Filter these entries, keeping only lines that hold the word "multiple".

DATA LISTING ->
§ §

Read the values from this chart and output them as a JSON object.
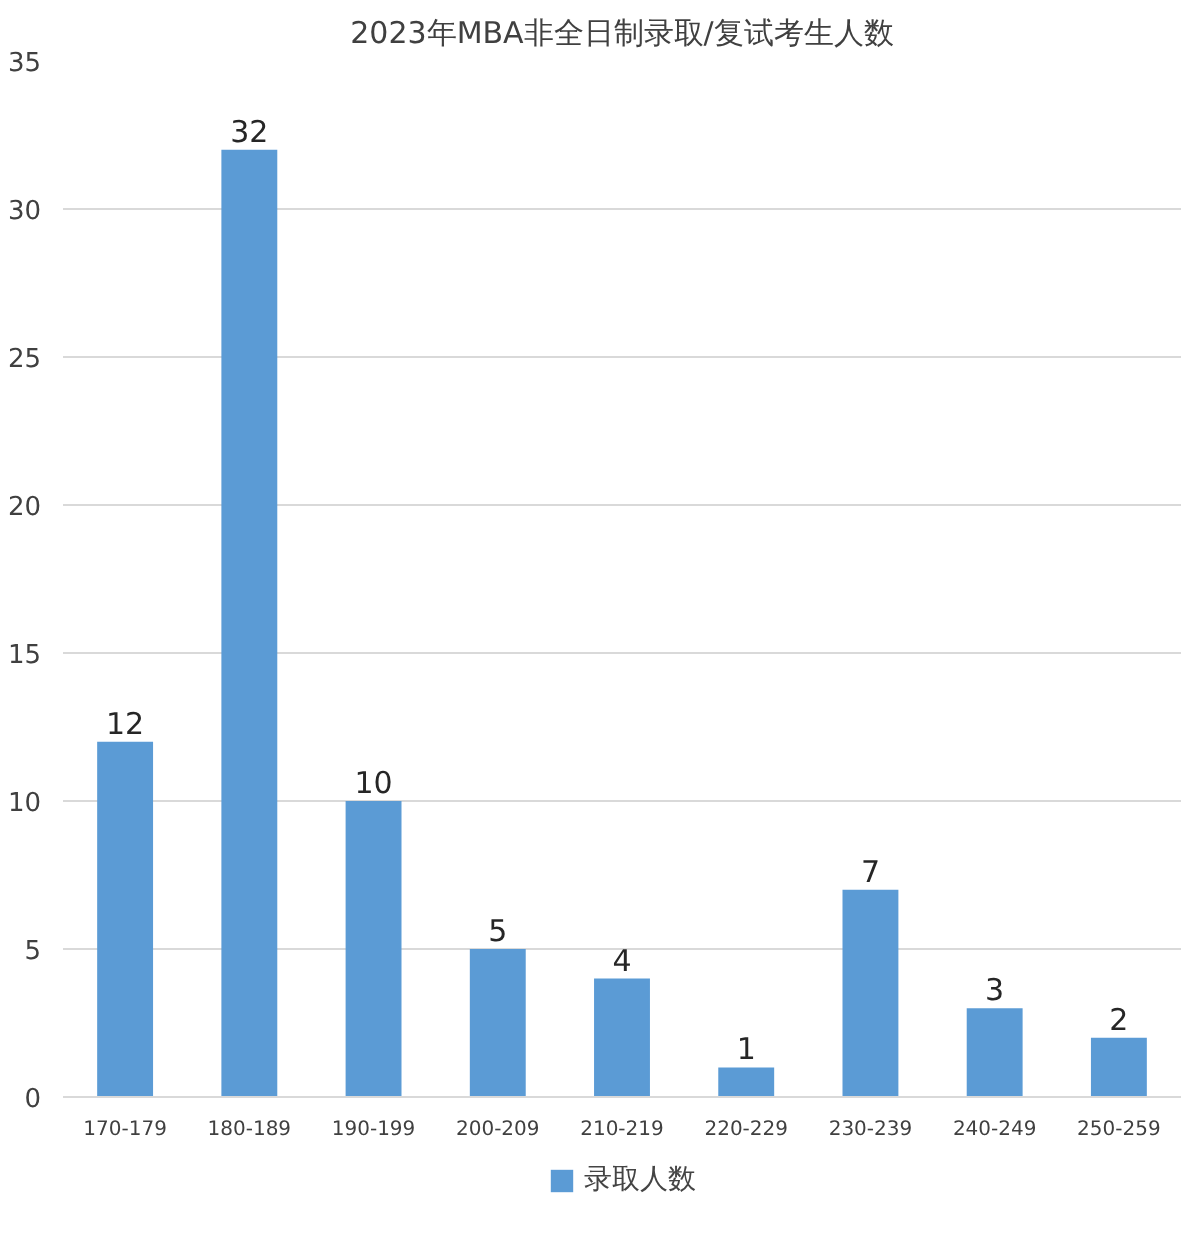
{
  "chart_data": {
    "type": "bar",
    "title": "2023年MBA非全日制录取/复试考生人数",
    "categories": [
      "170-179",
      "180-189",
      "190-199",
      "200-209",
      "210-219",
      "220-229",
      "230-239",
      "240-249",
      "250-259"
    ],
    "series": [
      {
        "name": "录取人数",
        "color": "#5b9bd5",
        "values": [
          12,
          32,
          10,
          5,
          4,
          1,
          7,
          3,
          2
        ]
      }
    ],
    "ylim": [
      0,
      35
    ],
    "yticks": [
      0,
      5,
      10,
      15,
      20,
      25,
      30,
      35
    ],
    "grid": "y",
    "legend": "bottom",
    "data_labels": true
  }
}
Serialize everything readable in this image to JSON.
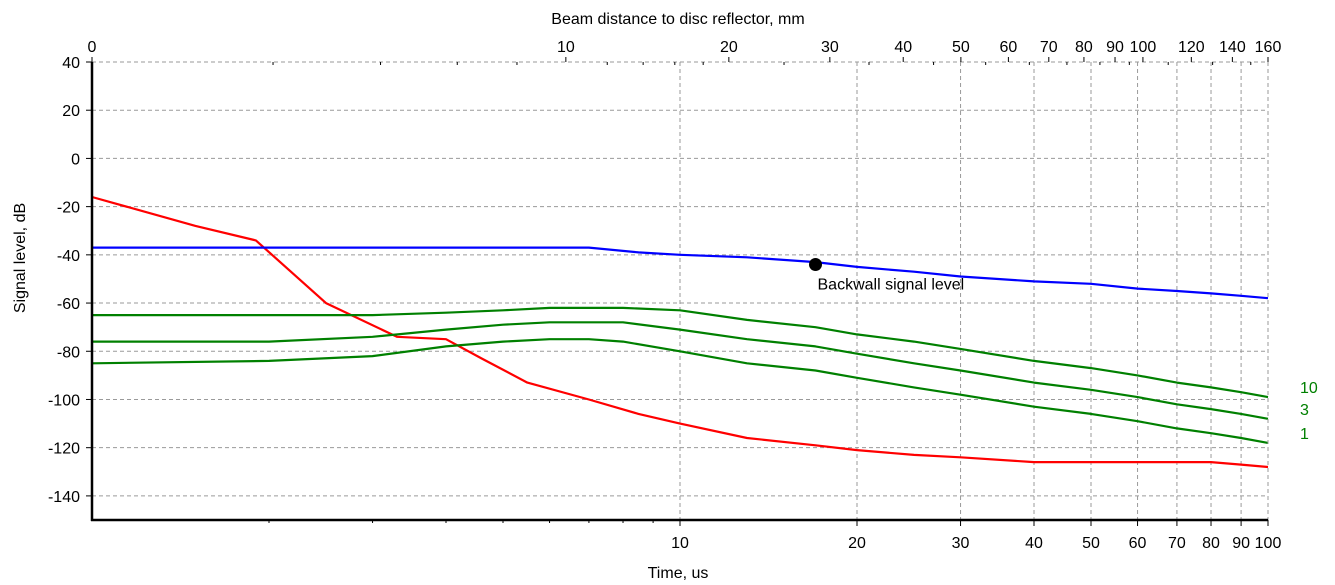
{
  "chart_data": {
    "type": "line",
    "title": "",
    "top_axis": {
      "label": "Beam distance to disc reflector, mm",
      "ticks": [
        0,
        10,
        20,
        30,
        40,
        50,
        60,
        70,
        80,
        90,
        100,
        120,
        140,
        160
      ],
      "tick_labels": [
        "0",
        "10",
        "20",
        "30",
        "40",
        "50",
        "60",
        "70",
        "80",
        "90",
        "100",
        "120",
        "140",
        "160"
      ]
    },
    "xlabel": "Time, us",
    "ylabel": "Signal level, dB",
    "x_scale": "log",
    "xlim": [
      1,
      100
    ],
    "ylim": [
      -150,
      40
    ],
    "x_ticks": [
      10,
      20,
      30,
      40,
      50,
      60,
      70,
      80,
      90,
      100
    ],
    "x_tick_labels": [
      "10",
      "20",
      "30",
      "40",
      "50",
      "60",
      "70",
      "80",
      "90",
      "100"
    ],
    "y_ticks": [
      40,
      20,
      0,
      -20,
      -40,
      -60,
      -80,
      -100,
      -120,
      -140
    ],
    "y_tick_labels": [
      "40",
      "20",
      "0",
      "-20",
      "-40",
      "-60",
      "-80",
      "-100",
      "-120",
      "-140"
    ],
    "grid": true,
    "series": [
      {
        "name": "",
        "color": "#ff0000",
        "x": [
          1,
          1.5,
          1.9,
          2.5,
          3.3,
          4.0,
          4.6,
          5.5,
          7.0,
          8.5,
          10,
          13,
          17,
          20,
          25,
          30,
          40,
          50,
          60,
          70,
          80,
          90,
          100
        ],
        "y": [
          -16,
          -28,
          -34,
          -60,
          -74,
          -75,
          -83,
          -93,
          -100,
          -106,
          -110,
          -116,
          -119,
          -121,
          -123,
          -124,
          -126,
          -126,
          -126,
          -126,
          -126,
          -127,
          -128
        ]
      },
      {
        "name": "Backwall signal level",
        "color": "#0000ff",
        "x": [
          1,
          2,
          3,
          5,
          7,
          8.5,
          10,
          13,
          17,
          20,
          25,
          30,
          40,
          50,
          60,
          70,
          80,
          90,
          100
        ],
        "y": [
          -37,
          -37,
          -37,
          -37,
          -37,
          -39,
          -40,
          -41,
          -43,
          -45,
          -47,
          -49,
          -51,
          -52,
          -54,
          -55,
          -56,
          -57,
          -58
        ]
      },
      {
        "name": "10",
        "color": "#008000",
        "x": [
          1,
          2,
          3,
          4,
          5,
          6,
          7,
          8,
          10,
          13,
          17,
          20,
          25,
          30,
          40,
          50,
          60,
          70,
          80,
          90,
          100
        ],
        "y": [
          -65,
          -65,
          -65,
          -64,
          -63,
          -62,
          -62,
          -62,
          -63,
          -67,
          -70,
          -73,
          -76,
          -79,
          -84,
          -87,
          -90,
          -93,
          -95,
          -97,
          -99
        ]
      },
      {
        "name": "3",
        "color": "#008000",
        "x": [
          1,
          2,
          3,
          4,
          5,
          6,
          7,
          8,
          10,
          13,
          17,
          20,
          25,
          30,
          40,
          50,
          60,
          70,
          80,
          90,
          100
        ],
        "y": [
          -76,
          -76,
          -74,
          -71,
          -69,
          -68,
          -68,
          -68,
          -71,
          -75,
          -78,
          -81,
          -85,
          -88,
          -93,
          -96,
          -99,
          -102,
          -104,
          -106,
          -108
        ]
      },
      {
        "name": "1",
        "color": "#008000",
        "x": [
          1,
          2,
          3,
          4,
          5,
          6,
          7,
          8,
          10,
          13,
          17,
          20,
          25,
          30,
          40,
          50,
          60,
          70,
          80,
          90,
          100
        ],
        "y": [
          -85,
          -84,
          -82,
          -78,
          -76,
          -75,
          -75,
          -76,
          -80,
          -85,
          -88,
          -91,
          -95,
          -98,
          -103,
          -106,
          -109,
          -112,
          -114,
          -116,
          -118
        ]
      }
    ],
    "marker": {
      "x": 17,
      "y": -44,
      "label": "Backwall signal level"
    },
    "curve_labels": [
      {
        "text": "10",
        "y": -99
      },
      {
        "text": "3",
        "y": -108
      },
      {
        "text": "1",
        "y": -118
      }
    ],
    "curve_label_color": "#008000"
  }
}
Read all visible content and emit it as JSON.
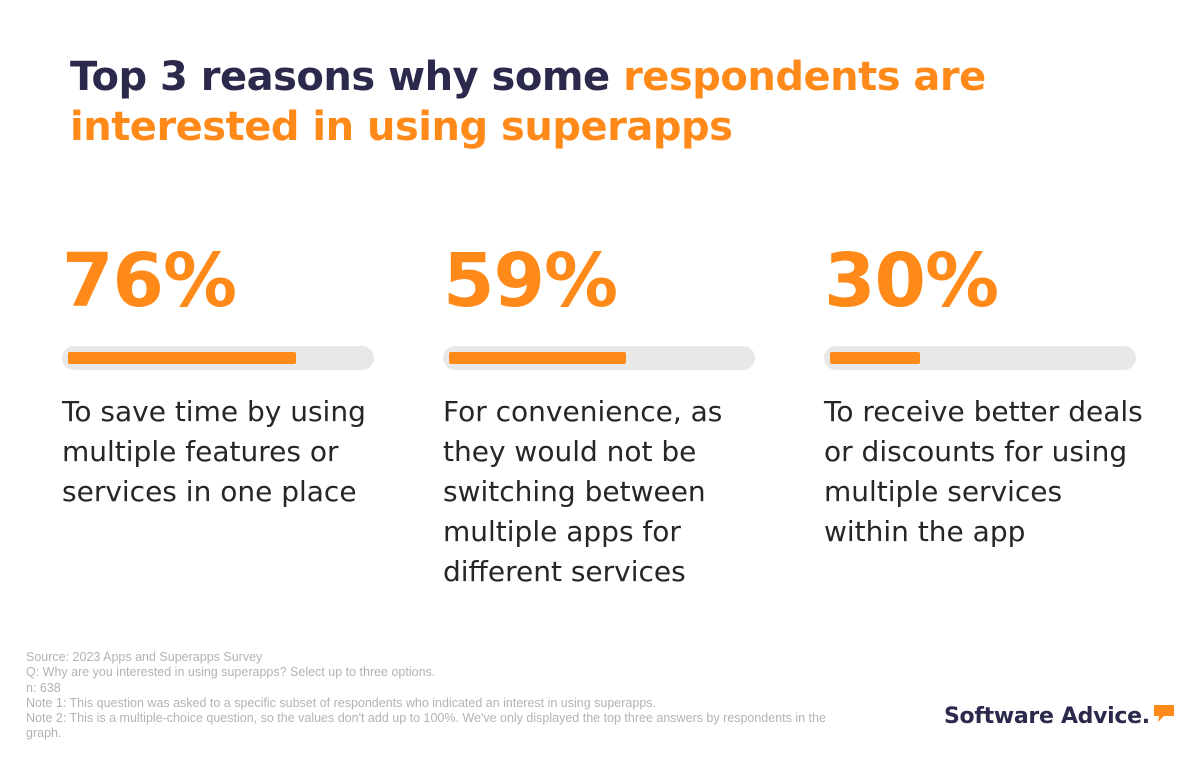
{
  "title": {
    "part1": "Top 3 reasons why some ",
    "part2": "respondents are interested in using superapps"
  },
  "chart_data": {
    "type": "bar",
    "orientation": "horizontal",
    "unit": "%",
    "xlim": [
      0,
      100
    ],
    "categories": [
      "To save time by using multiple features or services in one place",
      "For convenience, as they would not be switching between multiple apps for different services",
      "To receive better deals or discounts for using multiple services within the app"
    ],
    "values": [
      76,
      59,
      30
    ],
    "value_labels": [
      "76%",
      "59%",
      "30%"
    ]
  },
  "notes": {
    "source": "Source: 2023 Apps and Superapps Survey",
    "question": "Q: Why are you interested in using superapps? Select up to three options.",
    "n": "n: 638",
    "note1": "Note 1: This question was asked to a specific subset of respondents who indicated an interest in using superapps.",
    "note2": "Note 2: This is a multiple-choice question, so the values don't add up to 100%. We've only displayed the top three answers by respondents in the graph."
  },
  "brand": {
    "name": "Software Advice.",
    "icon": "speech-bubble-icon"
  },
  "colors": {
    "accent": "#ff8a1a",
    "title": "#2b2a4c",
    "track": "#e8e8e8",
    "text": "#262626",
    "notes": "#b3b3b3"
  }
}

§ §

SOLUTION FOR THIS EXERCISE ->
      "To save time by using multiple features or services in one place",
      "For convenience, as they would not be switching between multiple apps for different services",
      "To receive better deals or discounts for using multiple services within the app"
    "note2": "Note 2: This is a multiple-choice question, so the values don't add up to 100%. We've only displayed the top three answers by respondents in the graph."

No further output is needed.